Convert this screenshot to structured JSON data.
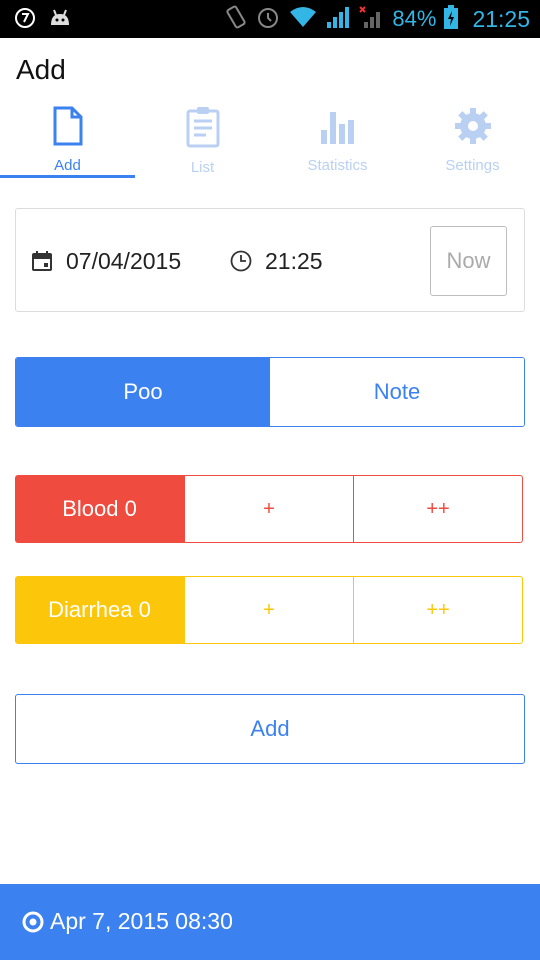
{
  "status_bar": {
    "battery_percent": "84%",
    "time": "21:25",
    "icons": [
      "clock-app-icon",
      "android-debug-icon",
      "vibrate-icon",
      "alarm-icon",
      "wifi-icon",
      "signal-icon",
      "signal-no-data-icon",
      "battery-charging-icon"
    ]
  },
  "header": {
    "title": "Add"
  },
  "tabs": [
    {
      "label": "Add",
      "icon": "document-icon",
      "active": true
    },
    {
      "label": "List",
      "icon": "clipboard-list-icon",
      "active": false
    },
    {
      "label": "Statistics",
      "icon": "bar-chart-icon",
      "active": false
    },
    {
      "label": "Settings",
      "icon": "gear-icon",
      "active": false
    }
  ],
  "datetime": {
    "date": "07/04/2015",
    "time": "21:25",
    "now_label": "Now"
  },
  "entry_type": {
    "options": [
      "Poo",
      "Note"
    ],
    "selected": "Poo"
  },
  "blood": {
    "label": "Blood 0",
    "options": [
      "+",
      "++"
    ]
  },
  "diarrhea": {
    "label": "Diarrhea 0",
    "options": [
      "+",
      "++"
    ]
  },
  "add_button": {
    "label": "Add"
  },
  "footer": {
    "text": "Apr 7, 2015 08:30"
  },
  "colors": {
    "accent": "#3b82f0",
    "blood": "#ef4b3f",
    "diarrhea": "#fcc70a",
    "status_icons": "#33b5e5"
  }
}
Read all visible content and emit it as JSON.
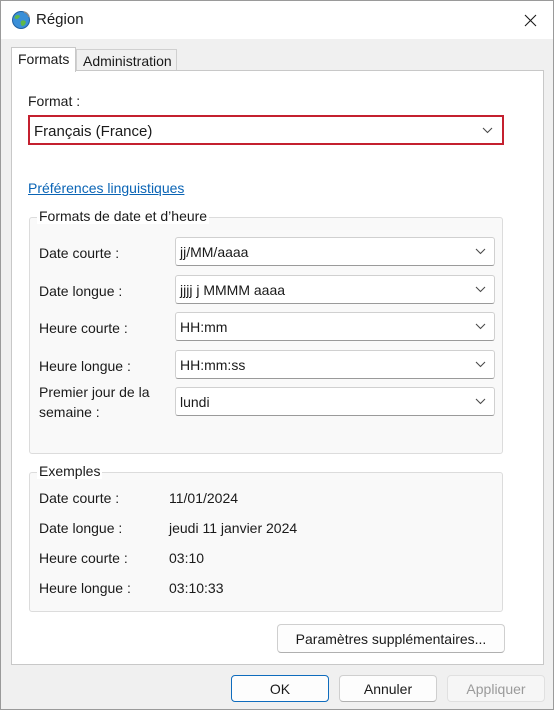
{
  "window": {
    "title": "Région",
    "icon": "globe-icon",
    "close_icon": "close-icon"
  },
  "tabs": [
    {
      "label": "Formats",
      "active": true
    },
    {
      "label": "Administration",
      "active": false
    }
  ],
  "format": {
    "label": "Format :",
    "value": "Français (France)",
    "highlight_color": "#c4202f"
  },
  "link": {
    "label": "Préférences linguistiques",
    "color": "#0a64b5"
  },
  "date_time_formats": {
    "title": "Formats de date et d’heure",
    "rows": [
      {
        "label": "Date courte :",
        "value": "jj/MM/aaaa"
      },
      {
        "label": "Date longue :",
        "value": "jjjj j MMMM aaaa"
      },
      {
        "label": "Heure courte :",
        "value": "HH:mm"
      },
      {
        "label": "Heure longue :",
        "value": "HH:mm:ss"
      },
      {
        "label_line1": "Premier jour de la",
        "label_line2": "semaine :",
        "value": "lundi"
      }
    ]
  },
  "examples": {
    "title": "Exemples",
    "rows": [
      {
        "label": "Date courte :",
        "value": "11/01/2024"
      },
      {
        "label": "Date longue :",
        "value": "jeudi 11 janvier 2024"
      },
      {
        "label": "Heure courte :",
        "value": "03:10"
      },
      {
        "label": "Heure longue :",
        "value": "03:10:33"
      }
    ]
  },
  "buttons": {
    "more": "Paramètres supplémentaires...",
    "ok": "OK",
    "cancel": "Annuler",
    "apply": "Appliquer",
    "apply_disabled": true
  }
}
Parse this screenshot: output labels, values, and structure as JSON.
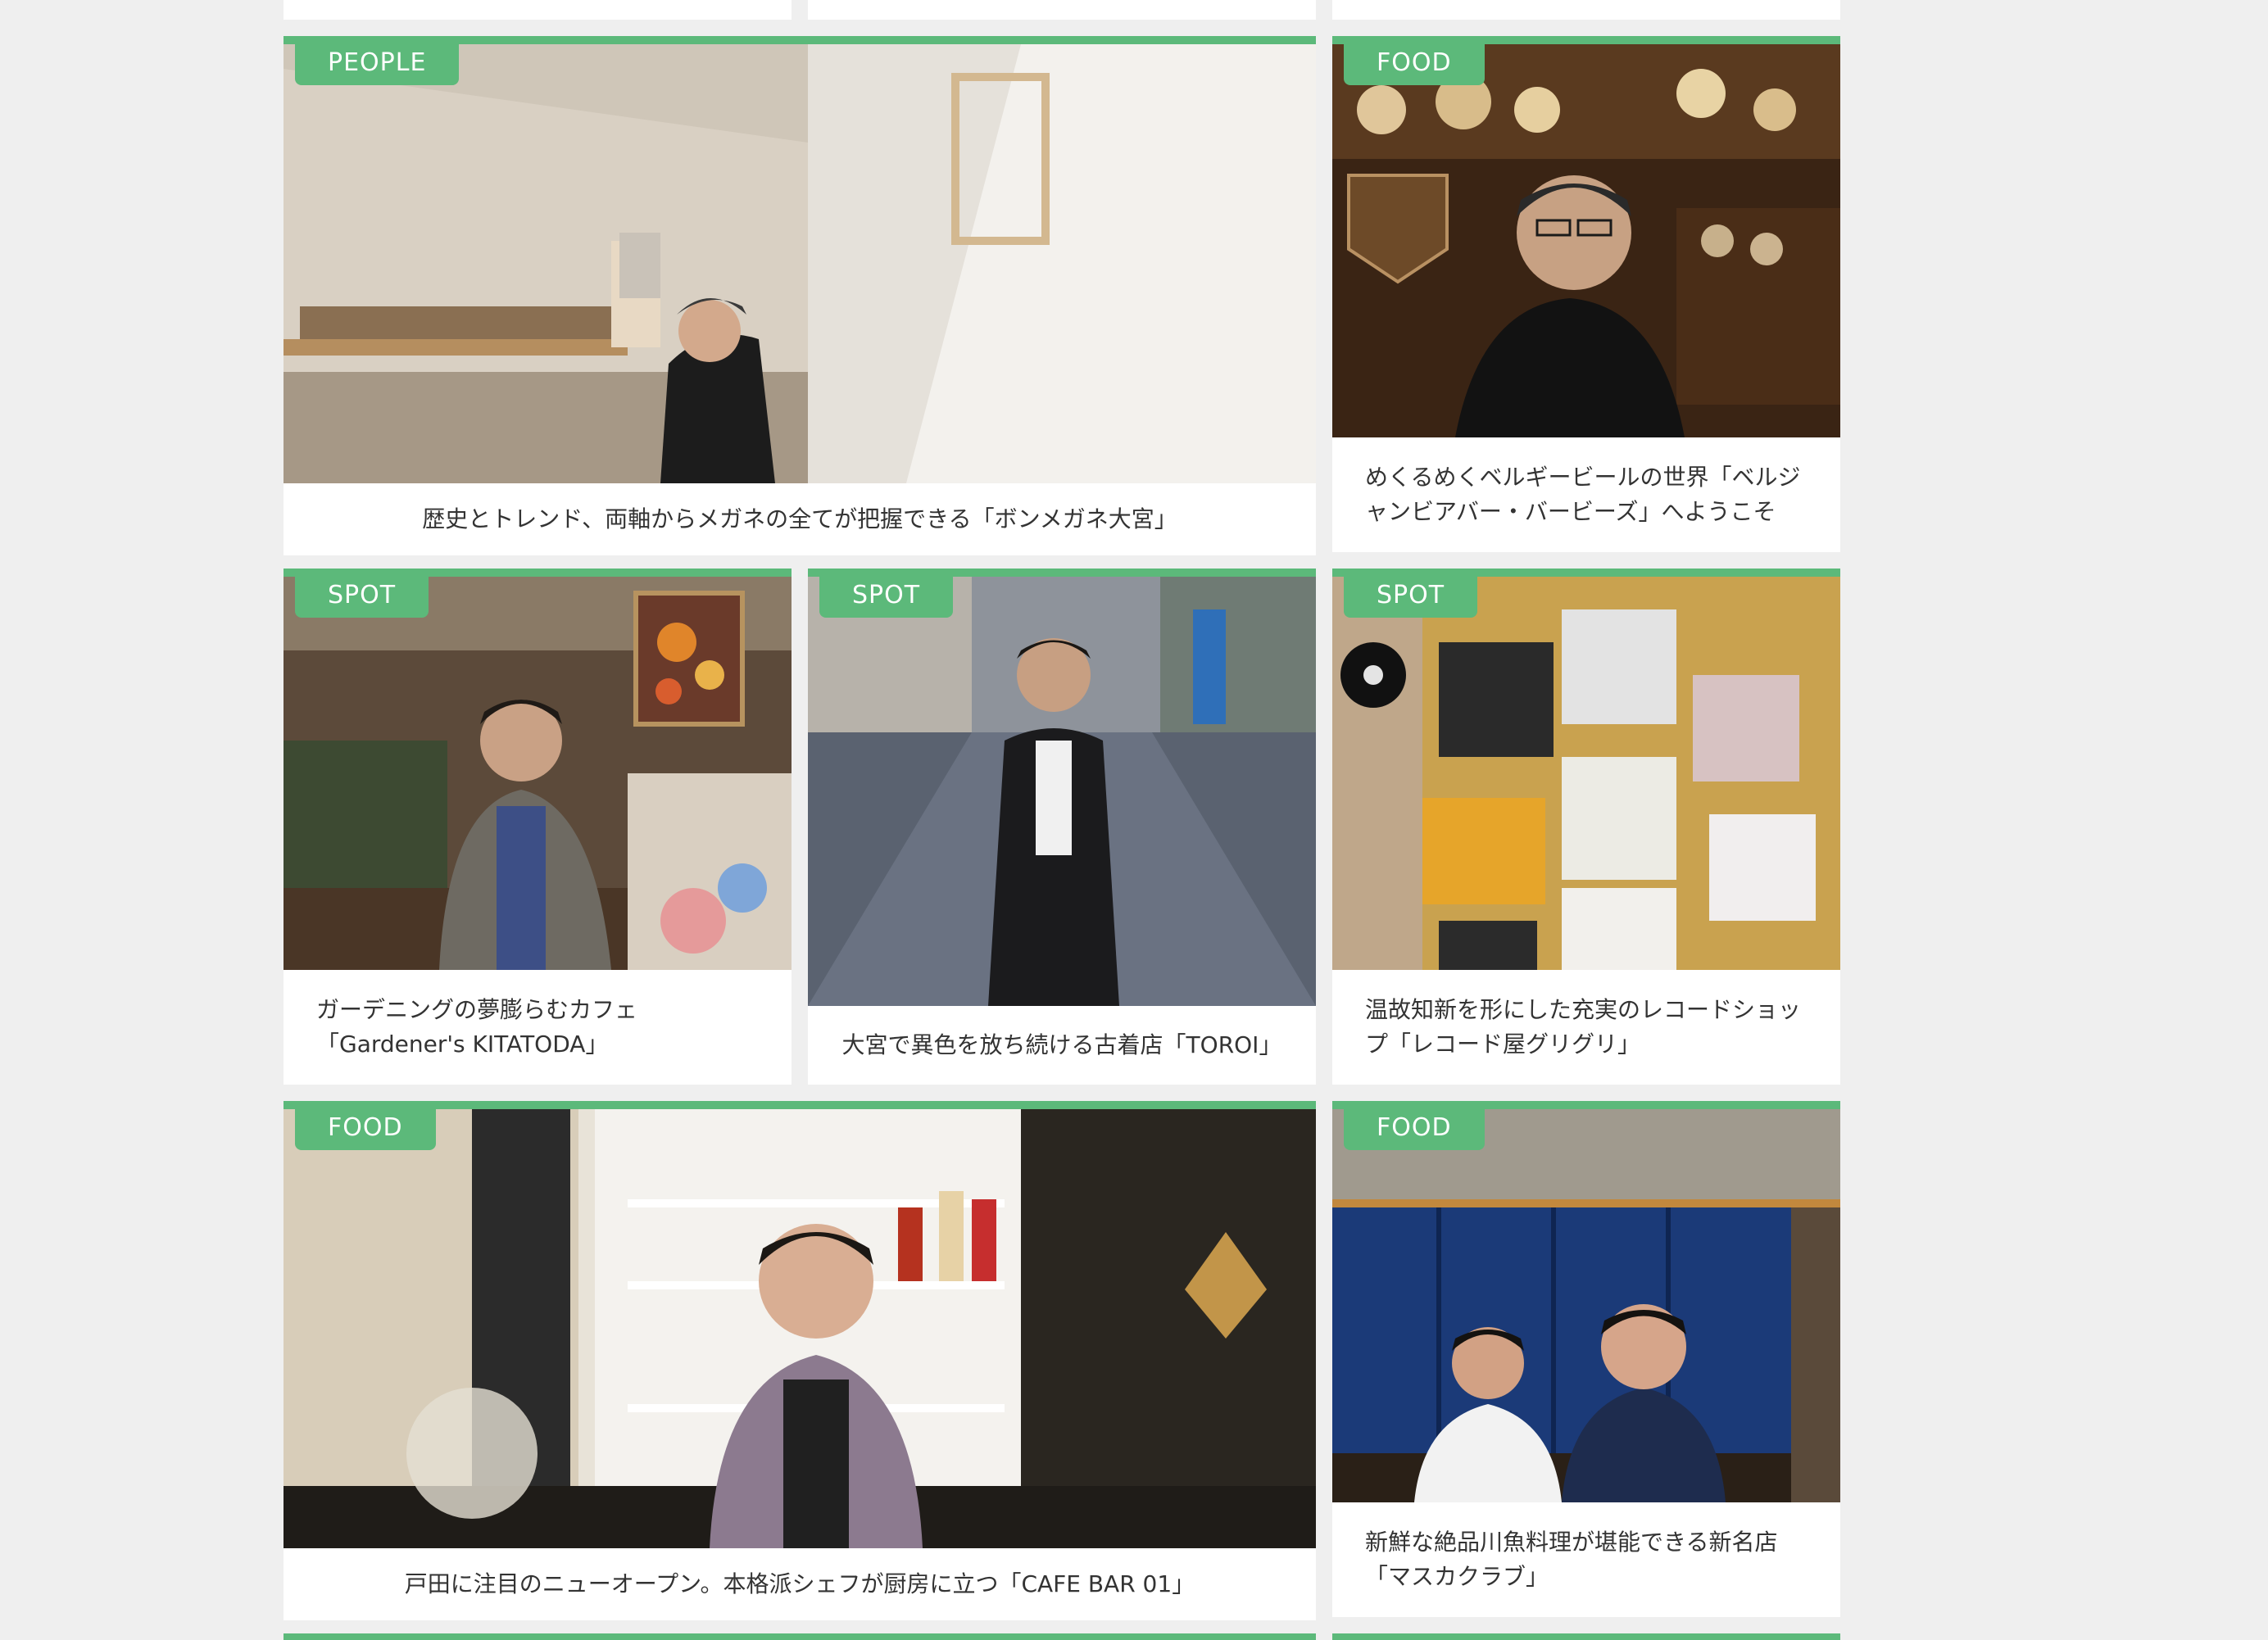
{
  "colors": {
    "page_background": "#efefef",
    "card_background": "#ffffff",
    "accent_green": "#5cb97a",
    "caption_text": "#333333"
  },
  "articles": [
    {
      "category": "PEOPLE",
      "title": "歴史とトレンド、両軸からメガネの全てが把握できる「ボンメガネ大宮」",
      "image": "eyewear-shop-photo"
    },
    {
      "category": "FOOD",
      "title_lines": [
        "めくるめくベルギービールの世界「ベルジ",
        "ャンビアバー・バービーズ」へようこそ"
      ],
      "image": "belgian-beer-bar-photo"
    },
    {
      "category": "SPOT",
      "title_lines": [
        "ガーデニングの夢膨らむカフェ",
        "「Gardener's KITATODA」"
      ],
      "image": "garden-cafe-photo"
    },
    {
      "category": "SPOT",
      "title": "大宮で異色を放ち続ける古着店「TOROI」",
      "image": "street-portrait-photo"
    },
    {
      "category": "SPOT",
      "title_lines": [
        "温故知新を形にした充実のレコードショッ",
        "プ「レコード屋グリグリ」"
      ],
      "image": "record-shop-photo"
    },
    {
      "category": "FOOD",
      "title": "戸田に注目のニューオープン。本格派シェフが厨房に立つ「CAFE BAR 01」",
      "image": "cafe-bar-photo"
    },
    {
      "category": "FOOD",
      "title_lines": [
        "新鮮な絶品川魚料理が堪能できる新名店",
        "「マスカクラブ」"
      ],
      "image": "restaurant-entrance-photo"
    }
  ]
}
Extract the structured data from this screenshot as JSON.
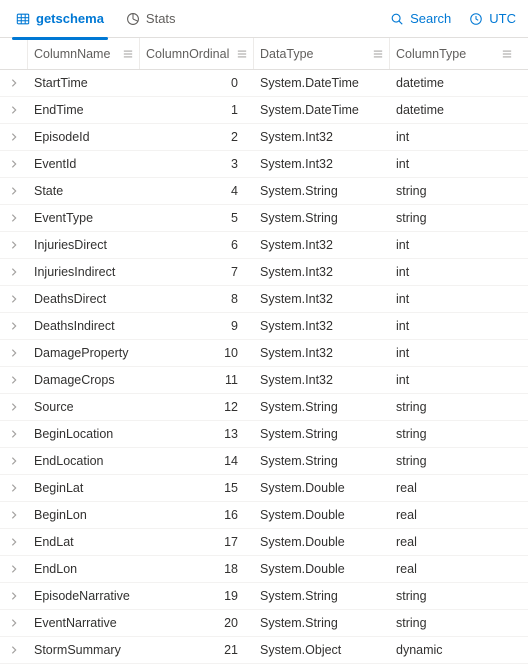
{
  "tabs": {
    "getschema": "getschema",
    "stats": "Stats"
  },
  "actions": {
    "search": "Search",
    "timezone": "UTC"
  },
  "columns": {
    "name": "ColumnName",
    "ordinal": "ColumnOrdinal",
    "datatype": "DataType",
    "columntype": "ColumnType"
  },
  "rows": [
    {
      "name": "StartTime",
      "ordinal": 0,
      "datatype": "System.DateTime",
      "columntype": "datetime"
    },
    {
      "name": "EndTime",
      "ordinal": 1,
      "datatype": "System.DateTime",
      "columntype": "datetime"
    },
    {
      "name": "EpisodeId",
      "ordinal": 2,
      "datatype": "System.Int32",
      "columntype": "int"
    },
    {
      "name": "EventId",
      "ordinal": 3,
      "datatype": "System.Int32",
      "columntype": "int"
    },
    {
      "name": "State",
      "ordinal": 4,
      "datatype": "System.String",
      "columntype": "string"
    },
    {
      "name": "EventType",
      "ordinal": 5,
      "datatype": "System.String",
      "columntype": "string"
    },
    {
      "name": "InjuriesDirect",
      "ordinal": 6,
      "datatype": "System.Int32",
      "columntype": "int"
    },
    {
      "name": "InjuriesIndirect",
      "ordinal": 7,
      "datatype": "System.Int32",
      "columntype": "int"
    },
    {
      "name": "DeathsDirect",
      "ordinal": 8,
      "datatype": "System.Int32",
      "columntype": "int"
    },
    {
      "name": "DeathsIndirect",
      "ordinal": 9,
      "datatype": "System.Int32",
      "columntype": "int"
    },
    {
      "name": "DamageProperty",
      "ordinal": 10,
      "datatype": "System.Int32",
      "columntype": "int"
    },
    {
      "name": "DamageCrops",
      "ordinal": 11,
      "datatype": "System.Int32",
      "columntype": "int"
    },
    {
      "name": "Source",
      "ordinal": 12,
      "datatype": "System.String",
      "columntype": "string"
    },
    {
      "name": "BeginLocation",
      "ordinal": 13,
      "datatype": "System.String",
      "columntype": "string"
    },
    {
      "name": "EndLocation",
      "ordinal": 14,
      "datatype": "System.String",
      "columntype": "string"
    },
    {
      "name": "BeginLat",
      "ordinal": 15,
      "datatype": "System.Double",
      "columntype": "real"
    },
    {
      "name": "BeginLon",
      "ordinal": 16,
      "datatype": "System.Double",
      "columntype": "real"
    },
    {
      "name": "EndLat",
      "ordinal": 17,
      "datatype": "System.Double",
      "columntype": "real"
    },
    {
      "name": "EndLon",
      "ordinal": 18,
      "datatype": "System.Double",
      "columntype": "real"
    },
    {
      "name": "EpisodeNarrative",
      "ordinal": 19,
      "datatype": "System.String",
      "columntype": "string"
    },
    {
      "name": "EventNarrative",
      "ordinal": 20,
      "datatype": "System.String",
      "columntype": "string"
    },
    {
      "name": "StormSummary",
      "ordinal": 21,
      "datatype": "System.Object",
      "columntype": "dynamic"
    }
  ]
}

****

Task goal:
Collect each line of the entries that has the word "screenshot", copying it in full.

Complete response:
Convert this screenshot to structured JSON data.
Parse this screenshot: output labels, values, and structure as JSON.
Extract the structured data from this screenshot as JSON.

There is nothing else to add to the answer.